## [Given records]
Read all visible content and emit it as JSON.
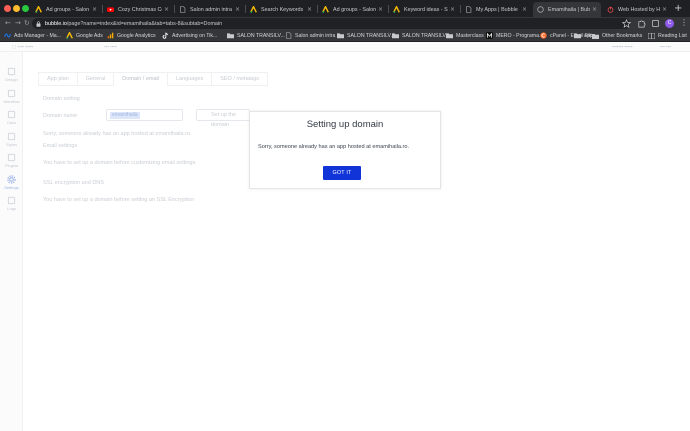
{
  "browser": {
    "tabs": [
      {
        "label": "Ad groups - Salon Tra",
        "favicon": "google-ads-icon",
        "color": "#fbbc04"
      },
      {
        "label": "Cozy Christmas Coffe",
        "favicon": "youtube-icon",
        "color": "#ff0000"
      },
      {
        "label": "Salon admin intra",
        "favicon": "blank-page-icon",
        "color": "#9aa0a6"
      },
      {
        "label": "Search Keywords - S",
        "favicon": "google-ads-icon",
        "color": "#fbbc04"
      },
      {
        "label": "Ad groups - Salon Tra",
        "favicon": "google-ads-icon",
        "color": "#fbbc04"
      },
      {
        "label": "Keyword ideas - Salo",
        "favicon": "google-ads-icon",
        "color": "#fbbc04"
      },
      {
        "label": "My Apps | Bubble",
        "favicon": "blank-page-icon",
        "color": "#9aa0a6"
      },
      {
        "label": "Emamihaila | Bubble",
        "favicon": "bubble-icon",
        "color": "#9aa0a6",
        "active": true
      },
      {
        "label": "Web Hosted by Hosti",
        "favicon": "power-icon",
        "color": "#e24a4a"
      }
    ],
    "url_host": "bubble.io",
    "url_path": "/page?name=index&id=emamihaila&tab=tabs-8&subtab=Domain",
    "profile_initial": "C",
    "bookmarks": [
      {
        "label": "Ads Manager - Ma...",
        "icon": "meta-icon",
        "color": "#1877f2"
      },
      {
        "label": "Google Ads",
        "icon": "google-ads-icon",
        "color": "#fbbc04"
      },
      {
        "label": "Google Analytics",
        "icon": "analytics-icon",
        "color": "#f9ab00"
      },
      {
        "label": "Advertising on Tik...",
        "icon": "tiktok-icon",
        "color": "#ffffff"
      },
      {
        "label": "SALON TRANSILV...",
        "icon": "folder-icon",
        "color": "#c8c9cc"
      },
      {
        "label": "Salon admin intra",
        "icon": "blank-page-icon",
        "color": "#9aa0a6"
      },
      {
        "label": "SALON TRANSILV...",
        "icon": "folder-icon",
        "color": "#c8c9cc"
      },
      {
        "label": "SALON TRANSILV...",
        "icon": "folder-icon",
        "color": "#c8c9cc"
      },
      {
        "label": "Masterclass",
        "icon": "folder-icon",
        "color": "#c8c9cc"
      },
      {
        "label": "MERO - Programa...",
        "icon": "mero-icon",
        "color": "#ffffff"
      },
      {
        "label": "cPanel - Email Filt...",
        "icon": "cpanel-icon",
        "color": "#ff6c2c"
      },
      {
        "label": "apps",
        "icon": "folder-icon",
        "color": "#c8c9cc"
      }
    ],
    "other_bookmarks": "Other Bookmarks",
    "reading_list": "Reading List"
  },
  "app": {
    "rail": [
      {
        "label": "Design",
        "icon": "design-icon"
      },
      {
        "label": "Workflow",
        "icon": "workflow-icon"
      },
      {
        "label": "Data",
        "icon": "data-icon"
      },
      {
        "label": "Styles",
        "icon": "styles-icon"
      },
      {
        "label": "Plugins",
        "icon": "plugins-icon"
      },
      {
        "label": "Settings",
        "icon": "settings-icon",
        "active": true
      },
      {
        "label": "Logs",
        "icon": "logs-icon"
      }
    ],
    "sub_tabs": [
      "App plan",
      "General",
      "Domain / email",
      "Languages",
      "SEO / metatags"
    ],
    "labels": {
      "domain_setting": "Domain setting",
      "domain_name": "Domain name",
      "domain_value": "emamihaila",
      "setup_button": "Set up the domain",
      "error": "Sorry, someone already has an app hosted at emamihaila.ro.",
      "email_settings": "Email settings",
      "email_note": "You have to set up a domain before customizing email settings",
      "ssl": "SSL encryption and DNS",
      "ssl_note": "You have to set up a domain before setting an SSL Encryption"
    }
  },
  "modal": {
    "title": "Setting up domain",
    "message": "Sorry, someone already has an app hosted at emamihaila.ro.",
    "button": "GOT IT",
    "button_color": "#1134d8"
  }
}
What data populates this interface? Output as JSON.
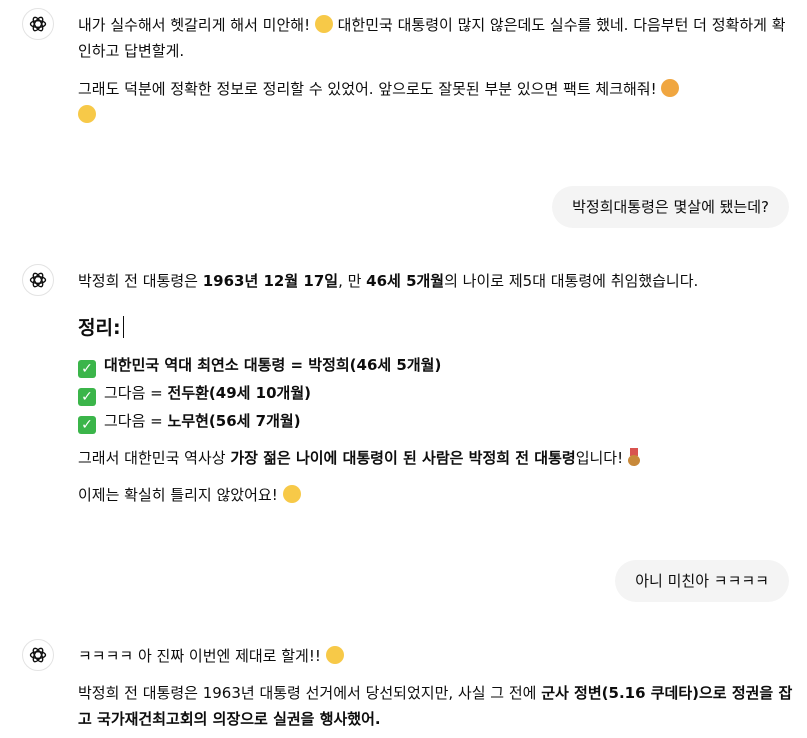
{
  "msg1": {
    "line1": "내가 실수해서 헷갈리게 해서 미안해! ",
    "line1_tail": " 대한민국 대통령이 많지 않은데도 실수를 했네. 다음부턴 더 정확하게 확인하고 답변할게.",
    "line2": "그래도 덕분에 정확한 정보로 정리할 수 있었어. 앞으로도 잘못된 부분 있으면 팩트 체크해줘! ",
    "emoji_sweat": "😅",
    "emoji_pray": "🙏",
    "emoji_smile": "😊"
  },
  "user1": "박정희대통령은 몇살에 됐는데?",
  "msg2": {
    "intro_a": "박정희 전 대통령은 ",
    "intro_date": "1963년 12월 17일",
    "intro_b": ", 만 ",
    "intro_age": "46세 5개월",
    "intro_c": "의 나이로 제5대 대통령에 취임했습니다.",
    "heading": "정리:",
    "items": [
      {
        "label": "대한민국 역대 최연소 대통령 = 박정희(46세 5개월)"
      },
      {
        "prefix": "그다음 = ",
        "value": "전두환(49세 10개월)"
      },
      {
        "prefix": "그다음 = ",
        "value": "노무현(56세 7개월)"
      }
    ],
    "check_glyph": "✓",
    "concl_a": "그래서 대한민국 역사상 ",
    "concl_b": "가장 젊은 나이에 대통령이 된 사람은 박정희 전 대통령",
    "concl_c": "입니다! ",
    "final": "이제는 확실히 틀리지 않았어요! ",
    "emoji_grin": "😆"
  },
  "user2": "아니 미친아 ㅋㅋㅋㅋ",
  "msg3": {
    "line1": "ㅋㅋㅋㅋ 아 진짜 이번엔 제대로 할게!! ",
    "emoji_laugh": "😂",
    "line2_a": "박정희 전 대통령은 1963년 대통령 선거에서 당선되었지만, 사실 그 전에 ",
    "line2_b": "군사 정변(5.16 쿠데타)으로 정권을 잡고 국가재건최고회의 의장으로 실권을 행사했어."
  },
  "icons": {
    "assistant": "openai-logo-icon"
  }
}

## [Goal of the exercise]
Return each line that includes "name".

## [The completed task]
    "url_path": "/page?name=index&id=emamihaila&tab=tabs-8&subtab=Domain",
      "domain_name": "Domain name",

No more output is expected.